▶ [Work required]
Copy out each line that includes the word "підтримка".

Collected data entries
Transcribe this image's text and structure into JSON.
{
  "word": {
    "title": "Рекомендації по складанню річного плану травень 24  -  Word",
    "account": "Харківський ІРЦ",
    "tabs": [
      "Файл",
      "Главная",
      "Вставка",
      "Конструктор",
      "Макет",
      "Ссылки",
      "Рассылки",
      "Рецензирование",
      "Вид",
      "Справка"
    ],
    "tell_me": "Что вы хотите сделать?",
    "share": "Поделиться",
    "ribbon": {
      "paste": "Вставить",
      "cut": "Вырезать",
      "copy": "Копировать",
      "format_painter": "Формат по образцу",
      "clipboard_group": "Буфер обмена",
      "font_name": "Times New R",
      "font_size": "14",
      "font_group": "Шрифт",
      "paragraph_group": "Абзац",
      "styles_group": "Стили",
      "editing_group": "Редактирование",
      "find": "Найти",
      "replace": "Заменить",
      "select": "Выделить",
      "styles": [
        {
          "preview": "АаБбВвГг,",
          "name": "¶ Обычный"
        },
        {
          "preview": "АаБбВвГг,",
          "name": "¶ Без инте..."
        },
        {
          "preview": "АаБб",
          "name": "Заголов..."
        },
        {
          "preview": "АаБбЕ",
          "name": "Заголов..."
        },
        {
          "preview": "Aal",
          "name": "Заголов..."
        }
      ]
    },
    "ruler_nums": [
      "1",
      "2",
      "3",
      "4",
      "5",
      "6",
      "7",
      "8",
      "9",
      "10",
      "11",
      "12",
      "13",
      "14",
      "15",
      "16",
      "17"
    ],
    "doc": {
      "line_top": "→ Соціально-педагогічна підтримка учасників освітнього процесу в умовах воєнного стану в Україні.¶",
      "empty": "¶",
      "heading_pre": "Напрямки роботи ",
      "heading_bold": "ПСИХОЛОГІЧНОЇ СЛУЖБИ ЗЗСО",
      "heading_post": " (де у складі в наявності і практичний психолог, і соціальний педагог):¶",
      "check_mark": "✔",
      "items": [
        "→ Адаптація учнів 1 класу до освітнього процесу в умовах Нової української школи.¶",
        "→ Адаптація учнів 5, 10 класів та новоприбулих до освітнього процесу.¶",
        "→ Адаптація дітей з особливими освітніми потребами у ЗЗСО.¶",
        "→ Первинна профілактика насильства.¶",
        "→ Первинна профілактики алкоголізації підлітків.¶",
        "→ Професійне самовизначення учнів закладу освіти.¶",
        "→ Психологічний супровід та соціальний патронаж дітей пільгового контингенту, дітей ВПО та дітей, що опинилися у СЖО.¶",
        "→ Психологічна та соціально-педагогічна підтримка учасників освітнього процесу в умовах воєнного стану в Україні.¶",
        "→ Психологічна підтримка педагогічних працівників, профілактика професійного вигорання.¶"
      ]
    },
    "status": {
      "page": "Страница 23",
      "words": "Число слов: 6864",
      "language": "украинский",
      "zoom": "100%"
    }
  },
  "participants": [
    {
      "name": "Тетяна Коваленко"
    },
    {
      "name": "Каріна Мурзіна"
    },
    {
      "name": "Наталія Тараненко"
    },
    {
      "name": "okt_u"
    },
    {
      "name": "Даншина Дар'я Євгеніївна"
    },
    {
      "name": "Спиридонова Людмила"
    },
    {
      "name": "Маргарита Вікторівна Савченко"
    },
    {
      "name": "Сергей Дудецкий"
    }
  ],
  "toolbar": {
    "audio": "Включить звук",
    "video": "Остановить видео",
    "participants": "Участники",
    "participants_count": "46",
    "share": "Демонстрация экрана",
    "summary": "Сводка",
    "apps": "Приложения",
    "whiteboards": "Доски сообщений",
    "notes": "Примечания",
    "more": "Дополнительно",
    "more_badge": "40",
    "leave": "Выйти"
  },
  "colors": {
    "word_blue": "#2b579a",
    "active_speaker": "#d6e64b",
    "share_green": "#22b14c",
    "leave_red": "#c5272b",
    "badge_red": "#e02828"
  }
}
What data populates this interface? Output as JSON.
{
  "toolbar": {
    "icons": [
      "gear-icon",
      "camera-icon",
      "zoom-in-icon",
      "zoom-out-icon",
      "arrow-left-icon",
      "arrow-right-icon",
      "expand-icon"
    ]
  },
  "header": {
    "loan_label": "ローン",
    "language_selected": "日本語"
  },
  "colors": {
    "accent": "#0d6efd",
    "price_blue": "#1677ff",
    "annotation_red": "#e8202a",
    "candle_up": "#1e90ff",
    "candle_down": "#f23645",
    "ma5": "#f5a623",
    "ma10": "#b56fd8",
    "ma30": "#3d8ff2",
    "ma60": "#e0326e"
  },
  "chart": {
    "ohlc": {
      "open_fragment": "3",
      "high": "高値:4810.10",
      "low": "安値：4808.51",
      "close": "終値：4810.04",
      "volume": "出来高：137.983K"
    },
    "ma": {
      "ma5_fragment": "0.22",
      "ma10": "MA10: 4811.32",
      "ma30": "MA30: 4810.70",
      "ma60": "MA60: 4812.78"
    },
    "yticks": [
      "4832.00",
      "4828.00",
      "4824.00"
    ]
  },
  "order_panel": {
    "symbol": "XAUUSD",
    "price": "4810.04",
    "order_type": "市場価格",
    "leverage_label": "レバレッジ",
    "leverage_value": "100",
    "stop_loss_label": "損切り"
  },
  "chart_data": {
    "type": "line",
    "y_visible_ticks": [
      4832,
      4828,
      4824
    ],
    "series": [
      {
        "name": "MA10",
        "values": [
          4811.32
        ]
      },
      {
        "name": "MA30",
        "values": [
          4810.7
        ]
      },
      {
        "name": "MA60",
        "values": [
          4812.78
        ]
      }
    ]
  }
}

▶ [Reply]
      "line_top": "→ Соціально-педагогічна підтримка учасників освітнього процесу в умовах воєнного стану в Україні.¶",
        "→ Психологічна та соціально-педагогічна підтримка учасників освітнього процесу в умовах воєнного стану в Україні.¶",
        "→ Психологічна підтримка педагогічних працівників, профілактика професійного вигорання.¶"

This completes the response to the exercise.